::: Input material :::
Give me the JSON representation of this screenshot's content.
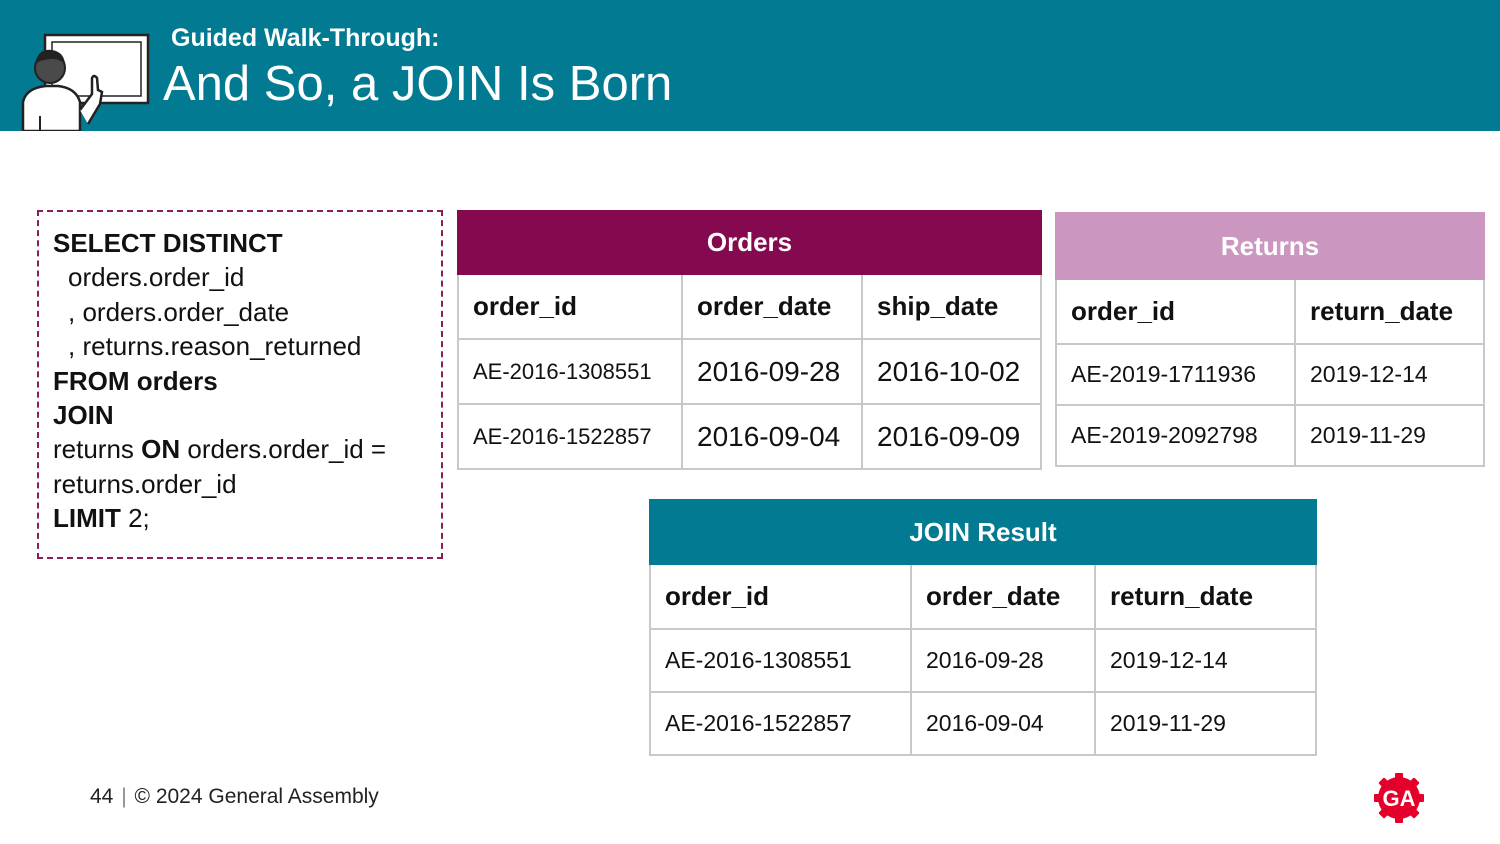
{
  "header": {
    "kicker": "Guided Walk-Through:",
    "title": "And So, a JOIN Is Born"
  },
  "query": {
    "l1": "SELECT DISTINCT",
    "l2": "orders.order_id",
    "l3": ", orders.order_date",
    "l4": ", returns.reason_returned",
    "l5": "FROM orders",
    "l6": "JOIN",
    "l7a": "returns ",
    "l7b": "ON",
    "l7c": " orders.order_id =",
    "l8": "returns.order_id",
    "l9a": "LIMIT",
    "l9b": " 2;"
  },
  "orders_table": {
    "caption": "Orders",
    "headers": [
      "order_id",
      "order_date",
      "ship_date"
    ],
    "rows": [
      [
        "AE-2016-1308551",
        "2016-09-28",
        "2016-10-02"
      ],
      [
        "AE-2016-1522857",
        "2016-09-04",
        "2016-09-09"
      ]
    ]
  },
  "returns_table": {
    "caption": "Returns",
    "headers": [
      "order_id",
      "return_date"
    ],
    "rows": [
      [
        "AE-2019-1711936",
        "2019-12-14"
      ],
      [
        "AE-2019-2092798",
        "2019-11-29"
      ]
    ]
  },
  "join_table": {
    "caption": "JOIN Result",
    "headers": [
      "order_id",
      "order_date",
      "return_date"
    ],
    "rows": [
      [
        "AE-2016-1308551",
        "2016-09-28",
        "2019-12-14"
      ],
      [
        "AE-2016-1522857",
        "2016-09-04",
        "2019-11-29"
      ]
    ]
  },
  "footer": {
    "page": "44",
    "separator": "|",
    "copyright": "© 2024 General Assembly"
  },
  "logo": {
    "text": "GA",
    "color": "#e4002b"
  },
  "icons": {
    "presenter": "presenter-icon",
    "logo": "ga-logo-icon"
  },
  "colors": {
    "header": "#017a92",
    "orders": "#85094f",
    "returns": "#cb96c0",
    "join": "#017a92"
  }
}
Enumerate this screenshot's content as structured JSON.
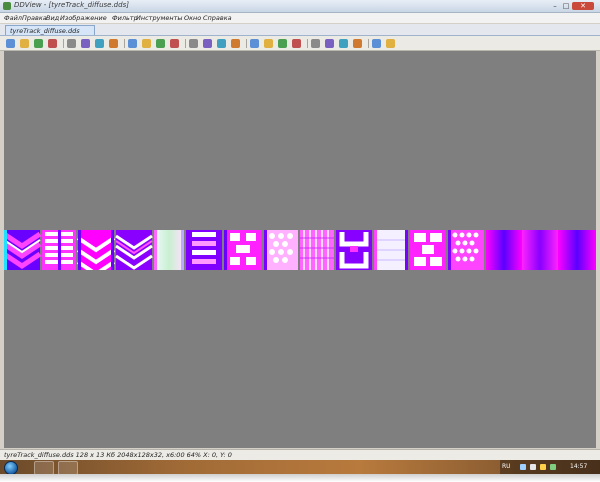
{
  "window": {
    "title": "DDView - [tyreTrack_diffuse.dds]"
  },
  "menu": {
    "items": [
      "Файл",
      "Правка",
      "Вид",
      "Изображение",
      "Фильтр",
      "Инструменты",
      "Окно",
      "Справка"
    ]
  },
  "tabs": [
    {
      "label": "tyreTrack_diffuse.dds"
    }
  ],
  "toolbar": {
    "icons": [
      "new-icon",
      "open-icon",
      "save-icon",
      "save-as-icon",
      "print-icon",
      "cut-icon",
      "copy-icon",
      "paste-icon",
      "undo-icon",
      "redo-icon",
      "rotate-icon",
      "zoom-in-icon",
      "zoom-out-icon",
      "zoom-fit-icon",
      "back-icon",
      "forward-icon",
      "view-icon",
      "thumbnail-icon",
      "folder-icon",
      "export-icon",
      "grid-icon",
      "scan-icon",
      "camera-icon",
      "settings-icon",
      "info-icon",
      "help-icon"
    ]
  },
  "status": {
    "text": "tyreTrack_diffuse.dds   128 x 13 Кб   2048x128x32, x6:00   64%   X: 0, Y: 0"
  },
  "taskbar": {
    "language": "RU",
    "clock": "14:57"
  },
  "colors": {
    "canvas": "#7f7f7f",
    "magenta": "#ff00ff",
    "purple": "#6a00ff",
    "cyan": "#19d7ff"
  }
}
:::
- Objective
Which lines of the material contain the string "title"? List each of them.

- Response
    "title": "And So, a JOIN Is Born"
    "title": "DDView - [tyreTrack_diffuse.dds]"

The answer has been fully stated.